• **WRITTEN REQUEST**
Write out the full listing again, exactly as it stands.

• **DATA**
○ ○ ○ ○

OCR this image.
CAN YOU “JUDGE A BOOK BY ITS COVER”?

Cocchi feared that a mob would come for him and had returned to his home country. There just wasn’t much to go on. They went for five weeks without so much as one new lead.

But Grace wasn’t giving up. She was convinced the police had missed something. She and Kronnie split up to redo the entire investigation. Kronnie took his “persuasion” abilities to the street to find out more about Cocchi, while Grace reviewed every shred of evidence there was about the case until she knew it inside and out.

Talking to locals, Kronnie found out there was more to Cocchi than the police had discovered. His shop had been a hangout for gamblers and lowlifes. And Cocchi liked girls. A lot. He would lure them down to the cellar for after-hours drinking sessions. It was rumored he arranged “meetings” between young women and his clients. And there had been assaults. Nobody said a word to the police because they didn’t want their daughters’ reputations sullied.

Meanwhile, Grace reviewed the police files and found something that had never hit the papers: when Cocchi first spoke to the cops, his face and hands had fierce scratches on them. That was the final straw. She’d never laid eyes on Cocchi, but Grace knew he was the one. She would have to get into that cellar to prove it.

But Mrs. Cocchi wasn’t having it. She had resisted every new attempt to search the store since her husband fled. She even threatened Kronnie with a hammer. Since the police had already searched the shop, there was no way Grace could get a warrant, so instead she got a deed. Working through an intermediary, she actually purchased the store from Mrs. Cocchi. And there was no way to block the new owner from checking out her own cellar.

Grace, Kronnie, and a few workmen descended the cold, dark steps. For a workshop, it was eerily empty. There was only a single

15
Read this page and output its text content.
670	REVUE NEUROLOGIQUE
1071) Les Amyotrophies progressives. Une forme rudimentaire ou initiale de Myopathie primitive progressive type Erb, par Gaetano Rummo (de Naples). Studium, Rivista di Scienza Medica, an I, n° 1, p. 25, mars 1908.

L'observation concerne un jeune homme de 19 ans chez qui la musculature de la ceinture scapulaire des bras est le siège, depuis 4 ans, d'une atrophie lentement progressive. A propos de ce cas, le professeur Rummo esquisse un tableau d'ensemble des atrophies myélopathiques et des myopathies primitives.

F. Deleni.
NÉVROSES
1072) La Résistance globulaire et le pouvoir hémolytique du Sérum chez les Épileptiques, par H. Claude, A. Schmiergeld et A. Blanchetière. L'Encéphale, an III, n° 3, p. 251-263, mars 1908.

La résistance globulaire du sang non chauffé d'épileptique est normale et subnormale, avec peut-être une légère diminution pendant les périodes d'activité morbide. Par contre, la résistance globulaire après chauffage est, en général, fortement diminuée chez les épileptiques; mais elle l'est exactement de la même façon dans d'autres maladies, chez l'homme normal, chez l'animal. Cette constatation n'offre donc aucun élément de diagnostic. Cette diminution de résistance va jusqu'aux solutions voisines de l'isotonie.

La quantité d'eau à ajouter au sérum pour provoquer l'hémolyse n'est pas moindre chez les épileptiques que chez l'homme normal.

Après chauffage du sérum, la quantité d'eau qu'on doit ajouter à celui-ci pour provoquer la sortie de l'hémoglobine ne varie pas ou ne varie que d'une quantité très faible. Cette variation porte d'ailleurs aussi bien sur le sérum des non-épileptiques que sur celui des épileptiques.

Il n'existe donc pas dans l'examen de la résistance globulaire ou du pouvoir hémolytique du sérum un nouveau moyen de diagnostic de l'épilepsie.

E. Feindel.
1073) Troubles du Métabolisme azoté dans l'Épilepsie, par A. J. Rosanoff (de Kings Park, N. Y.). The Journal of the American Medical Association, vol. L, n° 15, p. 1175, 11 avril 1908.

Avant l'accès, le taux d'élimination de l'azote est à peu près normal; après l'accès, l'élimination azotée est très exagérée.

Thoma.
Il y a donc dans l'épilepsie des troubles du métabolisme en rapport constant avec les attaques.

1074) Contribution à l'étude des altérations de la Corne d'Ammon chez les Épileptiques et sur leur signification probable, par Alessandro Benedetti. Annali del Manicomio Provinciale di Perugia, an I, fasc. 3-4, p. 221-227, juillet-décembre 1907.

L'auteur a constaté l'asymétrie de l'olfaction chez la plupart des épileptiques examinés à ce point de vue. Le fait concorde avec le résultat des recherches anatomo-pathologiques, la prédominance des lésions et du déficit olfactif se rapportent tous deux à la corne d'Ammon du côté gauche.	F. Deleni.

○ ○ ○ ○

• **RESPONSE**
OCR this image.
CAN YOU “JUDGE A BOOK BY ITS COVER”?

Cocchi feared that a mob would come for him and had returned to his home country. There just wasn’t much to go on. They went for five weeks without so much as one new lead.

But Grace wasn’t giving up. She was convinced the police had missed something. She and Kronnie split up to redo the entire investigation. Kronnie took his “persuasion” abilities to the street to find out more about Cocchi, while Grace reviewed every shred of evidence there was about the case until she knew it inside and out.

Talking to locals, Kronnie found out there was more to Cocchi than the police had discovered. His shop had been a hangout for gamblers and lowlifes. And Cocchi liked girls. A lot. He would lure them down to the cellar for after-hours drinking sessions. It was rumored he arranged “meetings” between young women and his clients. And there had been assaults. Nobody said a word to the police because they didn’t want their daughters’ reputations sullied.

Meanwhile, Grace reviewed the police files and found something that had never hit the papers: when Cocchi first spoke to the cops, his face and hands had fierce scratches on them. That was the final straw. She’d never laid eyes on Cocchi, but Grace knew he was the one. She would have to get into that cellar to prove it.

But Mrs. Cocchi wasn’t having it. She had resisted every new attempt to search the store since her husband fled. She even threatened Kronnie with a hammer. Since the police had already searched the shop, there was no way Grace could get a warrant, so instead she got a deed. Working through an intermediary, she actually purchased the store from Mrs. Cocchi. And there was no way to block the new owner from checking out her own cellar.

Grace, Kronnie, and a few workmen descended the cold, dark steps. For a workshop, it was eerily empty. There was only a single

15
Read this page and output its text content.
670	REVUE NEUROLOGIQUE
1071) Les Amyotrophies progressives. Une forme rudimentaire ou initiale de Myopathie primitive progressive type Erb, par Gaetano Rummo (de Naples). Studium, Rivista di Scienza Medica, an I, n° 1, p. 25, mars 1908.

L'observation concerne un jeune homme de 19 ans chez qui la musculature de la ceinture scapulaire des bras est le siège, depuis 4 ans, d'une atrophie lentement progressive. A propos de ce cas, le professeur Rummo esquisse un tableau d'ensemble des atrophies myélopathiques et des myopathies primitives.

F. Deleni.
NÉVROSES
1072) La Résistance globulaire et le pouvoir hémolytique du Sérum chez les Épileptiques, par H. Claude, A. Schmiergeld et A. Blanchetière. L'Encéphale, an III, n° 3, p. 251-263, mars 1908.

La résistance globulaire du sang non chauffé d'épileptique est normale et subnormale, avec peut-être une légère diminution pendant les périodes d'activité morbide. Par contre, la résistance globulaire après chauffage est, en général, fortement diminuée chez les épileptiques; mais elle l'est exactement de la même façon dans d'autres maladies, chez l'homme normal, chez l'animal. Cette constatation n'offre donc aucun élément de diagnostic. Cette diminution de résistance va jusqu'aux solutions voisines de l'isotonie.

La quantité d'eau à ajouter au sérum pour provoquer l'hémolyse n'est pas moindre chez les épileptiques que chez l'homme normal.

Après chauffage du sérum, la quantité d'eau qu'on doit ajouter à celui-ci pour provoquer la sortie de l'hémoglobine ne varie pas ou ne varie que d'une quantité très faible. Cette variation porte d'ailleurs aussi bien sur le sérum des non-épileptiques que sur celui des épileptiques.

Il n'existe donc pas dans l'examen de la résistance globulaire ou du pouvoir hémolytique du sérum un nouveau moyen de diagnostic de l'épilepsie.

E. Feindel.
1073) Troubles du Métabolisme azoté dans l'Épilepsie, par A. J. Rosanoff (de Kings Park, N. Y.). The Journal of the American Medical Association, vol. L, n° 15, p. 1175, 11 avril 1908.

Avant l'accès, le taux d'élimination de l'azote est à peu près normal; après l'accès, l'élimination azotée est très exagérée.

Thoma.
Il y a donc dans l'épilepsie des troubles du métabolisme en rapport constant avec les attaques.

1074) Contribution à l'étude des altérations de la Corne d'Ammon chez les Épileptiques et sur leur signification probable, par Alessandro Benedetti. Annali del Manicomio Provinciale di Perugia, an I, fasc. 3-4, p. 221-227, juillet-décembre 1907.

L'auteur a constaté l'asymétrie de l'olfaction chez la plupart des épileptiques examinés à ce point de vue. Le fait concorde avec le résultat des recherches anatomo-pathologiques, la prédominance des lésions et du déficit olfactif se rapportent tous deux à la corne d'Ammon du côté gauche.	F. Deleni.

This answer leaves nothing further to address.